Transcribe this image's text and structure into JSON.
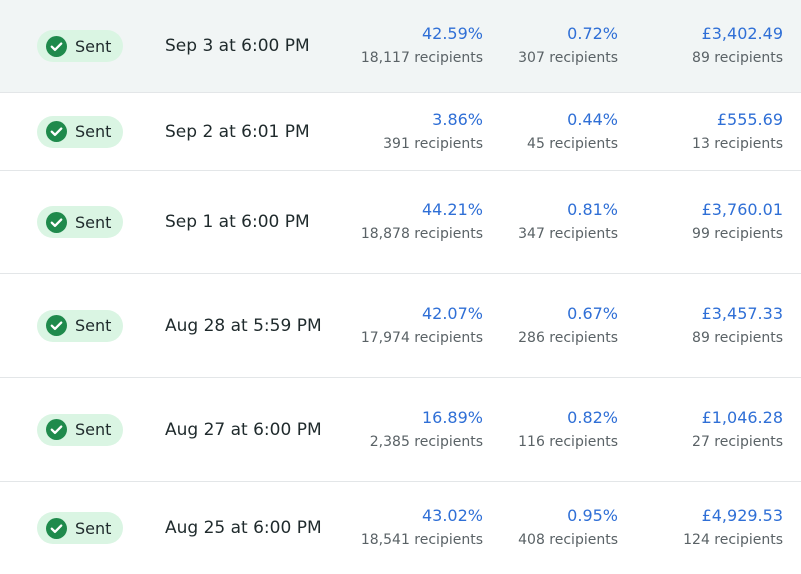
{
  "table": {
    "rows": [
      {
        "status": "Sent",
        "date": "Sep 3 at 6:00 PM",
        "metrics": [
          {
            "value": "42.59%",
            "recipients": "18,117 recipients"
          },
          {
            "value": "0.72%",
            "recipients": "307 recipients"
          },
          {
            "value": "£3,402.49",
            "recipients": "89 recipients"
          }
        ]
      },
      {
        "status": "Sent",
        "date": "Sep 2 at 6:01 PM",
        "metrics": [
          {
            "value": "3.86%",
            "recipients": "391 recipients"
          },
          {
            "value": "0.44%",
            "recipients": "45 recipients"
          },
          {
            "value": "£555.69",
            "recipients": "13 recipients"
          }
        ]
      },
      {
        "status": "Sent",
        "date": "Sep 1 at 6:00 PM",
        "metrics": [
          {
            "value": "44.21%",
            "recipients": "18,878 recipients"
          },
          {
            "value": "0.81%",
            "recipients": "347 recipients"
          },
          {
            "value": "£3,760.01",
            "recipients": "99 recipients"
          }
        ]
      },
      {
        "status": "Sent",
        "date": "Aug 28 at 5:59 PM",
        "metrics": [
          {
            "value": "42.07%",
            "recipients": "17,974 recipients"
          },
          {
            "value": "0.67%",
            "recipients": "286 recipients"
          },
          {
            "value": "£3,457.33",
            "recipients": "89 recipients"
          }
        ]
      },
      {
        "status": "Sent",
        "date": "Aug 27 at 6:00 PM",
        "metrics": [
          {
            "value": "16.89%",
            "recipients": "2,385 recipients"
          },
          {
            "value": "0.82%",
            "recipients": "116 recipients"
          },
          {
            "value": "£1,046.28",
            "recipients": "27 recipients"
          }
        ]
      },
      {
        "status": "Sent",
        "date": "Aug 25 at 6:00 PM",
        "metrics": [
          {
            "value": "43.02%",
            "recipients": "18,541 recipients"
          },
          {
            "value": "0.95%",
            "recipients": "408 recipients"
          },
          {
            "value": "£4,929.53",
            "recipients": "124 recipients"
          }
        ]
      }
    ]
  }
}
--------
• [WHAT IS REQUIRED]
Lines containing the word "date" are to be counted in the listing; state their number alone.

• [REPLY]
6